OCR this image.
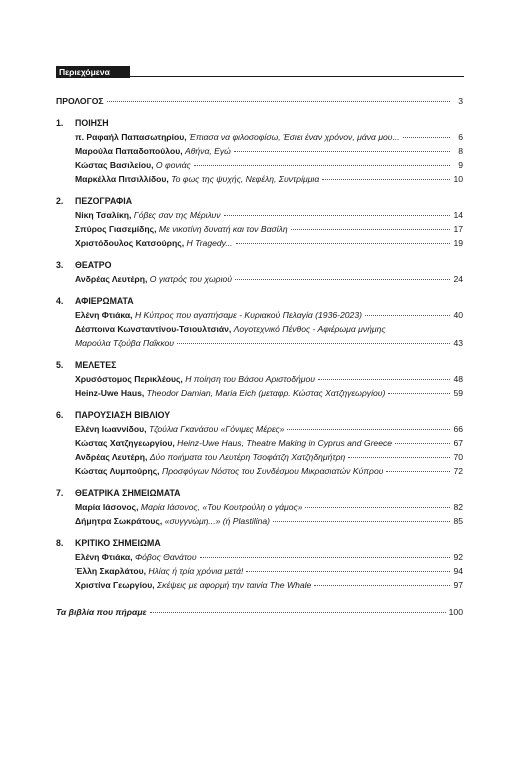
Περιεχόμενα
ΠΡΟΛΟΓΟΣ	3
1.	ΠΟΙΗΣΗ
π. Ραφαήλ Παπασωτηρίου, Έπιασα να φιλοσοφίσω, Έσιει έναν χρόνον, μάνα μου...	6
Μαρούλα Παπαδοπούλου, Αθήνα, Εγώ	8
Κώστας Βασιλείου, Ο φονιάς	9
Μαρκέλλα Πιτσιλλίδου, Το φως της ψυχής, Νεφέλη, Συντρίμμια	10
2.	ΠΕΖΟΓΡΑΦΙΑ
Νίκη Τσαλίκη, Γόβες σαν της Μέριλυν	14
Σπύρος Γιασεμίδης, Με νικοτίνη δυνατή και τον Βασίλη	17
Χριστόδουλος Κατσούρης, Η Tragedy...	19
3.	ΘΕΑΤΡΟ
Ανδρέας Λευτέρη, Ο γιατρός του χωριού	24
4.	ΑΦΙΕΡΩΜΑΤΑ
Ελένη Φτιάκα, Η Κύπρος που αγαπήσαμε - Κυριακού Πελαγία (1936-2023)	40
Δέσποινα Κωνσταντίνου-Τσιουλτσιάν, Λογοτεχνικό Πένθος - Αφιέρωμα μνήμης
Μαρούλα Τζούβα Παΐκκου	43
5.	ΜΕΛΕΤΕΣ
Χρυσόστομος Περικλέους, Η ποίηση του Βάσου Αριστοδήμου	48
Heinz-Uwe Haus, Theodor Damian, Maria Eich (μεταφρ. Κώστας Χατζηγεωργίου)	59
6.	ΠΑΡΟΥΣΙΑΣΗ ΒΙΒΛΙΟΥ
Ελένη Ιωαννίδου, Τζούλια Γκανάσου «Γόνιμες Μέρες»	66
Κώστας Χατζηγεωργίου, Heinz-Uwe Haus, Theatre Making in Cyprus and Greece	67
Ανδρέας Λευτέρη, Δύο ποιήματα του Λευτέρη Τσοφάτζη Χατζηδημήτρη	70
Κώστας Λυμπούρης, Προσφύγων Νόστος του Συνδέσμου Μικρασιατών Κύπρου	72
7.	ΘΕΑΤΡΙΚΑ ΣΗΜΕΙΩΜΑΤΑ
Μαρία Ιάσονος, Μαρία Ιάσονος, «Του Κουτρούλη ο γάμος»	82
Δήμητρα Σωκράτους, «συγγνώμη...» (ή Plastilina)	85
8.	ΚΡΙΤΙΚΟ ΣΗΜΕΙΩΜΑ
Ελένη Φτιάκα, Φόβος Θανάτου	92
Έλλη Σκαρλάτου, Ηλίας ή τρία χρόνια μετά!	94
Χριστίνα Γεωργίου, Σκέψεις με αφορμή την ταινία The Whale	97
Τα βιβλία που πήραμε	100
= = = = =
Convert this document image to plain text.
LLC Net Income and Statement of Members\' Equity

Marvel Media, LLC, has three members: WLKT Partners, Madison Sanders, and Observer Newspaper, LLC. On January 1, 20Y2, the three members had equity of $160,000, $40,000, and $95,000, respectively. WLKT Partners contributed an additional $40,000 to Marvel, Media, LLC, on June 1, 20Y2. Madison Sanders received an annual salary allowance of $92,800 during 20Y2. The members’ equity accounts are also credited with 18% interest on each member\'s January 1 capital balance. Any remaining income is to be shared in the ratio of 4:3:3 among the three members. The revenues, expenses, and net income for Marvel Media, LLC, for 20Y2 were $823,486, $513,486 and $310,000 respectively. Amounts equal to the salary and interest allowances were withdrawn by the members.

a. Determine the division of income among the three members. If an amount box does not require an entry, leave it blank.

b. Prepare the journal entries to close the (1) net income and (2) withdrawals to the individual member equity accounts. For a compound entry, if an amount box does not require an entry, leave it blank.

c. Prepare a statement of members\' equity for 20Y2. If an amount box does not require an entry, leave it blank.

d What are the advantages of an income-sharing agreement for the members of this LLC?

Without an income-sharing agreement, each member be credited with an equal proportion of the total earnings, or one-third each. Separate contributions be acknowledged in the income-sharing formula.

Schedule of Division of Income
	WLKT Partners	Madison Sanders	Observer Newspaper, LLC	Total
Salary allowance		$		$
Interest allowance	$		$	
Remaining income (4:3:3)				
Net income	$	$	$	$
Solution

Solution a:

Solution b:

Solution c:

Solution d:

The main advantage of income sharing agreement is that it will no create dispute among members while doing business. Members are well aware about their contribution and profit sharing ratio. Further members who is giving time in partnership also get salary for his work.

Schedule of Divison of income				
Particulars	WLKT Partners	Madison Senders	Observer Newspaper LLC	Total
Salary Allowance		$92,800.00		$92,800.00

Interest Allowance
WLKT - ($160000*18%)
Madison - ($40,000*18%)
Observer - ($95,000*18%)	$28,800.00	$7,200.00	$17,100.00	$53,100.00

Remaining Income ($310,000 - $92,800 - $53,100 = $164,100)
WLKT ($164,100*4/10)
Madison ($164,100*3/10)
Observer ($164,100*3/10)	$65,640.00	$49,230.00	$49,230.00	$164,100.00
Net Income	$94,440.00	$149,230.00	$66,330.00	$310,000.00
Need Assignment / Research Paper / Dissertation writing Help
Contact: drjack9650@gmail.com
= = = = =
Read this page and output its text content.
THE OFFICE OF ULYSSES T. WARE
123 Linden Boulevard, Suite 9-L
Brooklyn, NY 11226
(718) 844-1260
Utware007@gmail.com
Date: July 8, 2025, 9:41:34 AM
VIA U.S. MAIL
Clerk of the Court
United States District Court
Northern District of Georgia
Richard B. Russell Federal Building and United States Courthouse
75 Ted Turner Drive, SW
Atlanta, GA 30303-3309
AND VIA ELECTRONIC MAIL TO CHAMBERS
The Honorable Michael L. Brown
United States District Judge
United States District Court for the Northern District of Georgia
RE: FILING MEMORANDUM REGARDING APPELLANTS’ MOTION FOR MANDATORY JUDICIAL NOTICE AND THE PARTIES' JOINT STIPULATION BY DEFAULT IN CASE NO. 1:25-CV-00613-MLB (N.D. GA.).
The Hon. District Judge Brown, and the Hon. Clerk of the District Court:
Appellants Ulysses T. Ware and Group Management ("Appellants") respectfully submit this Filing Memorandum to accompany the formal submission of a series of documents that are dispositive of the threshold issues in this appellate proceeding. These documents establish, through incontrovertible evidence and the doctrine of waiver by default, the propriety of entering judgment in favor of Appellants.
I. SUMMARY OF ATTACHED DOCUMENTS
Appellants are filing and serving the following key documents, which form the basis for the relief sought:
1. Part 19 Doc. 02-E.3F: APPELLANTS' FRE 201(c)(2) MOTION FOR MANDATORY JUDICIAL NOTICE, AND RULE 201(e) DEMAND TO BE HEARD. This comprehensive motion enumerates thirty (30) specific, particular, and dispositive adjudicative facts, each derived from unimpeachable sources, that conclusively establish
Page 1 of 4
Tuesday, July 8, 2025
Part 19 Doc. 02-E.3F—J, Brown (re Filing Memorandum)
= = = = =
*What you will do:*
Only lines with "District" are wanted here; list each of them.

*Solved problem:*
United States District Court
Northern District of Georgia
United States District Judge
United States District Court for the Northern District of Georgia
The Hon. District Judge Brown, and the Hon. Clerk of the District Court:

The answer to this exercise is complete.